━━━ Ausgewählter Text ━━━
Die Zillertal Bike Challenge ging dieses Wochenende zum siebten Mal über die Bühne. Zu bewältigen galt es drei Etappen. Zwei davon im Rennmodus, eine als Trauerfahrt. 162 km, 5.345 hm, 5 Bergbahnen sind die Eckdaten im Kampf um den Titel Prince of the Mountain 2015. Wie es mir dabei erging könnt ihr im Folgenden lesen:
Als Velomotion in Kooperation mit CENTURION vor einigen Monaten einen Startplatz mit rundumsorglos-Paket für die Zillertal Bike Challenge ausschrieb, war mein Saisonziel klar gesteckt. Und ich habe es geschafft, mich gegen zahlreiche Mitbewerber, die allesamt ähnlich interessant für diese Aktion waren, durchzusetzen. Meine Reise ins Zillertal ging los!
Am Mittwochmorgen startete mein Trip in das wunderschöne Zillertal. Auch wenn der Wetterbericht nur das Allerbeste voraussagte, packte ich übervorsichtig alles ein, was ich so zu Hause an Klamotten herumliegen hatte. Frei nach dem Motto: Wozu hat der Hersteller die Tasche sonst so riesig gemacht?
━━━
(Was zu tun ist):
1. Geben Sie aus dem Text zur Zillertal Bike Challenge den Abschnitt wortgetreu aus, der bei den Worten "Am Mittwochmorgen startete" beginnt und nach den Worten "so riesig gemacht?" endet.
2. Geben Sie aus den Einträgen die Zeilen unverändert wieder, die mit der ersten Zeile der Einträge beginnen und nach der Zeile enden, die "- Point: [65, 573, 87, 587]" enthält. Beide Grenzzeilen gehören dazu, weitere Zeilen nicht.
━━━ Material zur Aufgabe ━━━
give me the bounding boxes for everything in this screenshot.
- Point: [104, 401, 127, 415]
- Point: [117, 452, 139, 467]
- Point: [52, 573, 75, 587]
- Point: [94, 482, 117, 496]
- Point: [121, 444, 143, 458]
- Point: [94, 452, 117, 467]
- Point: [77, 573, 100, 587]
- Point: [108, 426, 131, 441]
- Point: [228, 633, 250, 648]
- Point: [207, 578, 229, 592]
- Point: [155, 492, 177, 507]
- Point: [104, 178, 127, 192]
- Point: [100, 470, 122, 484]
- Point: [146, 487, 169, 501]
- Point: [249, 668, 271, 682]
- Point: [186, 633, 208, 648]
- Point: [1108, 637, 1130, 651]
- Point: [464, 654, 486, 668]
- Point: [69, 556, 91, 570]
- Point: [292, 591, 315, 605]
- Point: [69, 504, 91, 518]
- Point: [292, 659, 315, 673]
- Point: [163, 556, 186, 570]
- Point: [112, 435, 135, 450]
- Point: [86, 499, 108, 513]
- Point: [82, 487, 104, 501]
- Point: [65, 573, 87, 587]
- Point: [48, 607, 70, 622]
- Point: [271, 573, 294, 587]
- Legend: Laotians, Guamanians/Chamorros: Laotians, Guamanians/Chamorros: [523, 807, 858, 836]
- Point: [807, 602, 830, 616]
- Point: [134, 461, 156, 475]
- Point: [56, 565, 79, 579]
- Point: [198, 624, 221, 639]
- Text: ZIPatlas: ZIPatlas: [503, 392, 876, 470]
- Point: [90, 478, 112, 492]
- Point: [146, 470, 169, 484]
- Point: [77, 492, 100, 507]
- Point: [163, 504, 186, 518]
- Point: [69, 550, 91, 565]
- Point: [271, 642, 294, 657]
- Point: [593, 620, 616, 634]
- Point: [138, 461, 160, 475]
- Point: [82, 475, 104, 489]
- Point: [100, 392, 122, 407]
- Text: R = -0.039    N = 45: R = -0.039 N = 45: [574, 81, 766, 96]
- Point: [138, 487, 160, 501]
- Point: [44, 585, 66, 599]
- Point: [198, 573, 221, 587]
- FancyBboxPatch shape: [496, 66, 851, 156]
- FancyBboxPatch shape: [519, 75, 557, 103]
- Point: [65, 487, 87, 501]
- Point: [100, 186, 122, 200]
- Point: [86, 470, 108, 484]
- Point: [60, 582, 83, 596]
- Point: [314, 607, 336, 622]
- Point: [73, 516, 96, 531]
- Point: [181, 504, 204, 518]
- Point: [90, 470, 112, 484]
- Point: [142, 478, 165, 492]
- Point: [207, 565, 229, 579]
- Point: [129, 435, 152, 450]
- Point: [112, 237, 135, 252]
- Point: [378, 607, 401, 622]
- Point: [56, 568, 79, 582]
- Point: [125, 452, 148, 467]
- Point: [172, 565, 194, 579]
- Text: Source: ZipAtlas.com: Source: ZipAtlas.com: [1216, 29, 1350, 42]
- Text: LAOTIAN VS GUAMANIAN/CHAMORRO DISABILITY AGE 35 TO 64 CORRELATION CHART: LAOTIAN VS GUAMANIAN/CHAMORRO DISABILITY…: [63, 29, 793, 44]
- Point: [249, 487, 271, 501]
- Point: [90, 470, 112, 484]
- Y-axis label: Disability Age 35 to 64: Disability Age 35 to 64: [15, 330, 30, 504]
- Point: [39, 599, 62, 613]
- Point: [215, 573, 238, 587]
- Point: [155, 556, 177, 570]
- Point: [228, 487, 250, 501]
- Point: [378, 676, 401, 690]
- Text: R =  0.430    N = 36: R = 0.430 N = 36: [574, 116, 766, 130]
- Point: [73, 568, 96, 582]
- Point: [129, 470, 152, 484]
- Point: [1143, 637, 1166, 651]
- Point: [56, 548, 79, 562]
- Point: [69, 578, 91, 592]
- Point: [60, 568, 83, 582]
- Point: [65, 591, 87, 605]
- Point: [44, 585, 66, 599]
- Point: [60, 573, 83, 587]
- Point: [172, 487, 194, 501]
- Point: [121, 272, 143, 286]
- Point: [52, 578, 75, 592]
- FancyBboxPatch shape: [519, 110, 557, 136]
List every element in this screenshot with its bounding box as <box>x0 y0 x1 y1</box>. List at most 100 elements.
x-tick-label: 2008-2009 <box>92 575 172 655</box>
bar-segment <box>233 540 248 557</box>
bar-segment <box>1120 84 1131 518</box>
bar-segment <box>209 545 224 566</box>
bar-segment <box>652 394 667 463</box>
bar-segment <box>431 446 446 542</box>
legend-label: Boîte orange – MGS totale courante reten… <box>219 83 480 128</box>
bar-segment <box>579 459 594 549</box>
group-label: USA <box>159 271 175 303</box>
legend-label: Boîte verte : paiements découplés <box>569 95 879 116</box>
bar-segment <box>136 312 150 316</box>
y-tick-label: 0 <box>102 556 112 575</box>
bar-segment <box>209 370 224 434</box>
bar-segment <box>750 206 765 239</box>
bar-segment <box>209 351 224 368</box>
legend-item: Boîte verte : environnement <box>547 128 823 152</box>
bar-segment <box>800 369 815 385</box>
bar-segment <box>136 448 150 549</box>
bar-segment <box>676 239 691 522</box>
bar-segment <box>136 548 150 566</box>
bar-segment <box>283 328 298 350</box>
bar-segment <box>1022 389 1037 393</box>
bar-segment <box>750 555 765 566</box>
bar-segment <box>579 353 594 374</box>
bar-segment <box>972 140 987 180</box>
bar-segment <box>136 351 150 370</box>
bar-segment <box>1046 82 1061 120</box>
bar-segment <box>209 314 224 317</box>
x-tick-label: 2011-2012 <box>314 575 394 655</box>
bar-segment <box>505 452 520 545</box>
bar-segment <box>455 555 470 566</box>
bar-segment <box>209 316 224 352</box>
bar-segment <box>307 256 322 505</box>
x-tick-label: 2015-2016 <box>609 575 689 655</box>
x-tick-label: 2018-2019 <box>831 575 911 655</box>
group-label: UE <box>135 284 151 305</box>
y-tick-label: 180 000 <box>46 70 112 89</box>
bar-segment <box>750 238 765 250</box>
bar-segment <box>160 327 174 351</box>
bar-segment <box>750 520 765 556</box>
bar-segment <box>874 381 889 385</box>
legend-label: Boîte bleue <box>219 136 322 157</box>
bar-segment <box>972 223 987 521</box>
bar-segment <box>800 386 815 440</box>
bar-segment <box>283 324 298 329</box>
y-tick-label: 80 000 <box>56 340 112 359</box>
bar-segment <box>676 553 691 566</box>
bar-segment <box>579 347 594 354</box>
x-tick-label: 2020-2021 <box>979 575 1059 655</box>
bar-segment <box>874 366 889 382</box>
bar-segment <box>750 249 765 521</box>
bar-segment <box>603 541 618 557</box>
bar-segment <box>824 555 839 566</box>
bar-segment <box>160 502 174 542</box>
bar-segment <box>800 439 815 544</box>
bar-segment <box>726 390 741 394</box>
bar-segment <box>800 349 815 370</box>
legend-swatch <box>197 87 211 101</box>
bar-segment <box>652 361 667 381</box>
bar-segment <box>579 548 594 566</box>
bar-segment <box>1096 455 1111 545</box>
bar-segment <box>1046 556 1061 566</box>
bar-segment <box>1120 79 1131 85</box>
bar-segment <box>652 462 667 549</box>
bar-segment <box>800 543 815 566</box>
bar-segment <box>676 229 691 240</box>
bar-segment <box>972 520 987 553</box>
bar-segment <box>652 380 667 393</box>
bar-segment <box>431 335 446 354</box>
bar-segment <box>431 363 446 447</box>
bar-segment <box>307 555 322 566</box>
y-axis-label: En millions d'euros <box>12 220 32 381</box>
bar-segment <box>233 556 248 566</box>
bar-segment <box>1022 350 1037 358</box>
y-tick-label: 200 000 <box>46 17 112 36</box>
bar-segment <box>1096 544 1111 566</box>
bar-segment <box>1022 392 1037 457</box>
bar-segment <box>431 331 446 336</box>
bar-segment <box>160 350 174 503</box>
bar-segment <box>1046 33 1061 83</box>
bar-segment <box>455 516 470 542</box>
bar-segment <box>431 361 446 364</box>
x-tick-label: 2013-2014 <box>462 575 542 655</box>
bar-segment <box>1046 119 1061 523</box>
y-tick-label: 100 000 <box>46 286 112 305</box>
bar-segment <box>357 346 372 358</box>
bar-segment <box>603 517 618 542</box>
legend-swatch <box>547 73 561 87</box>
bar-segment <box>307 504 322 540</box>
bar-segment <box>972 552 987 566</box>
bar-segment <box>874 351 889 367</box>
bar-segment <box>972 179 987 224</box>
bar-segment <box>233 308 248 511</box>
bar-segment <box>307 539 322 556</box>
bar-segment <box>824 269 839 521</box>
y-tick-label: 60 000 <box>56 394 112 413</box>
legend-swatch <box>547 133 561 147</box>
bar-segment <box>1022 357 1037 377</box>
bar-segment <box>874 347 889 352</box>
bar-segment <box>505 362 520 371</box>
━━━
(Die Antworten):
1.
Am Mittwochmorgen startete mein Trip in das wunderschöne Zillertal. Auch wenn der Wetterbericht nur das Allerbeste voraussagte, packte ich übervorsichtig alles ein, was ich so zu Hause an Klamotten herumliegen hatte. Frei nach dem Motto: Wozu hat der Hersteller die Tasche sonst so riesig gemacht?

2.
give me the bounding boxes for everything in this screenshot.
- Point: [104, 401, 127, 415]
- Point: [117, 452, 139, 467]
- Point: [52, 573, 75, 587]
- Point: [94, 482, 117, 496]
- Point: [121, 444, 143, 458]
- Point: [94, 452, 117, 467]
- Point: [77, 573, 100, 587]
- Point: [108, 426, 131, 441]
- Point: [228, 633, 250, 648]
- Point: [207, 578, 229, 592]
- Point: [155, 492, 177, 507]
- Point: [104, 178, 127, 192]
- Point: [100, 470, 122, 484]
- Point: [146, 487, 169, 501]
- Point: [249, 668, 271, 682]
- Point: [186, 633, 208, 648]
- Point: [1108, 637, 1130, 651]
- Point: [464, 654, 486, 668]
- Point: [69, 556, 91, 570]
- Point: [292, 591, 315, 605]
- Point: [69, 504, 91, 518]
- Point: [292, 659, 315, 673]
- Point: [163, 556, 186, 570]
- Point: [112, 435, 135, 450]
- Point: [86, 499, 108, 513]
- Point: [82, 487, 104, 501]
- Point: [65, 573, 87, 587]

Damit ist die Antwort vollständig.